■ Brano di testo

════════

Nel frattempo il Campria viene chiamato a deporre come testimone accumulando ambiguità, contraddizioni e alibi discutibili (tra le altre cose dice di aver passato la serata a casa dei suoceri a guardare il Festival di Sanremo, ma le conferme non arrivano) su cui nessuno si dà la pena di indagare, probabilmente per riguardo al padre. Si verrà a sapere che la mattina prima del delitto, Tumino è stato visto in macchina con il presidente del Tribunale e sua moglie; si saprà che sei giorni prima di uccidere Giovanni, Roberto Campria è andato dal procuratore Agostino Fera per informarlo di essere stato avvicinato da «persone sconosciute» che gli chiedevano aiuto in relazione a una faccenda di contrabbando di sigarette (e Fera non avrebbe neanche segnalato l’incontro a chi di dovere). Tante altre zone della personalità del sospettato rimangono oscure e nessuno si adopera per vederci chiaro. Il 2 agosto Campria arriva a convocare una conferenza stampa in casa sua per chiarire, non richiesto, alcuni punti della questione. I giornalisti che lo ascoltano sono tre e fra loro c’è anche Giovanni («Ho pagato un prezzo troppo alto per una colpa che non ho», dice Roberto). Tra le conseguenze di quelle accuse c’è la fine del fidanzamento con Emilia Cavalieri, che durava da tre anni. Ascoltandolo, Giovanni cambia idea (almeno così sembra) e lo scrive il giorno dopo, nell’ultimo articolo sul caso Tumino: con ogni probabilità non ha nulla a che vedere con il delitto. Si frequentano, qualcuno potrebbe pensare che sia nata un’amicizia. Ma è Campria a insistere perché Giovanni lo incontri e Giovanni spera di strappargli qualche confidenza utile. Intanto il giornalista da oltre un anno non si stanca di raccontare ai suoi lettori che latitanti dell’eversione nera circolano liberamente nella Sicilia Sud Orientale. Mercoledì 6marzo, una settimana dopo il delitto Tumino, lo scoop: Stefano Delle Chiaie (ricercato come uno dei possibili autori della strage di Piazza Fontana) è stato avvistato qualche mese prima all’Hotel Mediterraneo di Ragusa, dove ha tranquillamente soggiornato con altri neofascisti, come un certo Vittorio Quintavalle, ex Decima Mas, fedelissimo del golpista Borghese. Il quale Quintavalle, dopo essere stato interrogato sull’omicidio Tumino (adducendo alibi poi smentiti da testimoni), lascia precipitosamente la città.

════════

■ Elenco estratto
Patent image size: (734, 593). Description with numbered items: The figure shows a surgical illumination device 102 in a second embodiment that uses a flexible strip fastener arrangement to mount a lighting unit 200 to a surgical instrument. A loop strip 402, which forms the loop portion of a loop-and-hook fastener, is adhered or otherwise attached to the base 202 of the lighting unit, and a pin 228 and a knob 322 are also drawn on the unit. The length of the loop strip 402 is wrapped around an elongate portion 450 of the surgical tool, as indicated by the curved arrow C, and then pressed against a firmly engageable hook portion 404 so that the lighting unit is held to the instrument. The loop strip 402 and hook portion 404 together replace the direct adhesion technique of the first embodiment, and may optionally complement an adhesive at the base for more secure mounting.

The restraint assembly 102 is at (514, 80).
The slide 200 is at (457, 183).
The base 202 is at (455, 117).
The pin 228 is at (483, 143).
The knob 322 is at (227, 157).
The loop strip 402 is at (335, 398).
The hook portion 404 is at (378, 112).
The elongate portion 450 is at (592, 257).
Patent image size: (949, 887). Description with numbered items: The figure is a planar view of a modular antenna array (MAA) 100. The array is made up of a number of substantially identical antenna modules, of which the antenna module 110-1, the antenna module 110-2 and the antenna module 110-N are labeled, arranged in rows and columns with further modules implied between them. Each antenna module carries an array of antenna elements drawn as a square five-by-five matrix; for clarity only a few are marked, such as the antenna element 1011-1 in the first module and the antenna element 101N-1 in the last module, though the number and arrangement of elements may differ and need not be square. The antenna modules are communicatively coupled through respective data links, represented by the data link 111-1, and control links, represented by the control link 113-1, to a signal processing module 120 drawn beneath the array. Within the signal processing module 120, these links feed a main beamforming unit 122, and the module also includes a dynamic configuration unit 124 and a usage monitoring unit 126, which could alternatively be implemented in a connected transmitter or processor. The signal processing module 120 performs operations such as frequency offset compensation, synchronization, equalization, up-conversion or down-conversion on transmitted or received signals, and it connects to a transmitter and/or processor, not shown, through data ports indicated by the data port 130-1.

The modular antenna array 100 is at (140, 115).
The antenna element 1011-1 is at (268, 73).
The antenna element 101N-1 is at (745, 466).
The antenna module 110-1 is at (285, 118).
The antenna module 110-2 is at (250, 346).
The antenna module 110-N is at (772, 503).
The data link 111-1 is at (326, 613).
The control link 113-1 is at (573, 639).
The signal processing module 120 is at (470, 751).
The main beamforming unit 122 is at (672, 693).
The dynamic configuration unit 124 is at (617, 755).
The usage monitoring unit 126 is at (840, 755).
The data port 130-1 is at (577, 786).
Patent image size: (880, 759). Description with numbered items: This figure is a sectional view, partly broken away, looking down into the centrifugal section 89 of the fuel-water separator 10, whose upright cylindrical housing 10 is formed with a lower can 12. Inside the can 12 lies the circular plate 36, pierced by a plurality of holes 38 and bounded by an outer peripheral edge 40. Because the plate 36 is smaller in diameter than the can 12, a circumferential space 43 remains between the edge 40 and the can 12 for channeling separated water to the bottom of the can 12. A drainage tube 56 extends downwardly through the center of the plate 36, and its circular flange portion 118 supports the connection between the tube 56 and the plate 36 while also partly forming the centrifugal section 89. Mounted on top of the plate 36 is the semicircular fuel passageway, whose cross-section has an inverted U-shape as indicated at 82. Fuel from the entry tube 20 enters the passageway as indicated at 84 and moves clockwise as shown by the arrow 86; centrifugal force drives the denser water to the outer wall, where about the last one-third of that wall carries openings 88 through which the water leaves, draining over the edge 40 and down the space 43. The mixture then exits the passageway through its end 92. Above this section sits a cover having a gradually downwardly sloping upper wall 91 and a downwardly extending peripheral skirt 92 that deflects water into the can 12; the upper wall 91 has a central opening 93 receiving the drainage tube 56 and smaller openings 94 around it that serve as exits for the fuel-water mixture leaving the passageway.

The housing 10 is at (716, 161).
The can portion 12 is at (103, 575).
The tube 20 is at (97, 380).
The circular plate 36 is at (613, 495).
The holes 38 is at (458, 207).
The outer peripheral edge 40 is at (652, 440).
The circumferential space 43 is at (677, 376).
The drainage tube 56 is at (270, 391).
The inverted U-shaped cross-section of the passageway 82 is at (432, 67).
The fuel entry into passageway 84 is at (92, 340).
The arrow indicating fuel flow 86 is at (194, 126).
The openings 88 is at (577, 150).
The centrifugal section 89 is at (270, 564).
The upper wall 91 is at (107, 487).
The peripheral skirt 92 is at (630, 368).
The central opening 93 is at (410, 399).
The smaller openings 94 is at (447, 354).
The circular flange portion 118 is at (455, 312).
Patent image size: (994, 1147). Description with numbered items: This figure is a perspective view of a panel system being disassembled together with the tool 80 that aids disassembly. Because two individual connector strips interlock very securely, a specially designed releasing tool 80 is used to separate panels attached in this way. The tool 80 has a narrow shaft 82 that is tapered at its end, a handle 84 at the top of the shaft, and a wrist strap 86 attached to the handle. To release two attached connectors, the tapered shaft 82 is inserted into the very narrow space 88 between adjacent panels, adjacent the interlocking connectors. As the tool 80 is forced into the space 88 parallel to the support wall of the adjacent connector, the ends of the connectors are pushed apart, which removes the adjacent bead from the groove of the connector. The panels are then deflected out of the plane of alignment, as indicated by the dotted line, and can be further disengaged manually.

════════

■ Cosa si chiede
Traduci in inglese questa frase del brano sul caso Tumino: «Tante altre zone della personalità del sospettato rimangono oscure e nessuno si adopera per vederci chiaro.» L'elenco non ha alcun legame con il brano.

■ Risposta corretta
Many other areas of the suspect's personality remain obscure, and no one makes any effort to get to the bottom of them.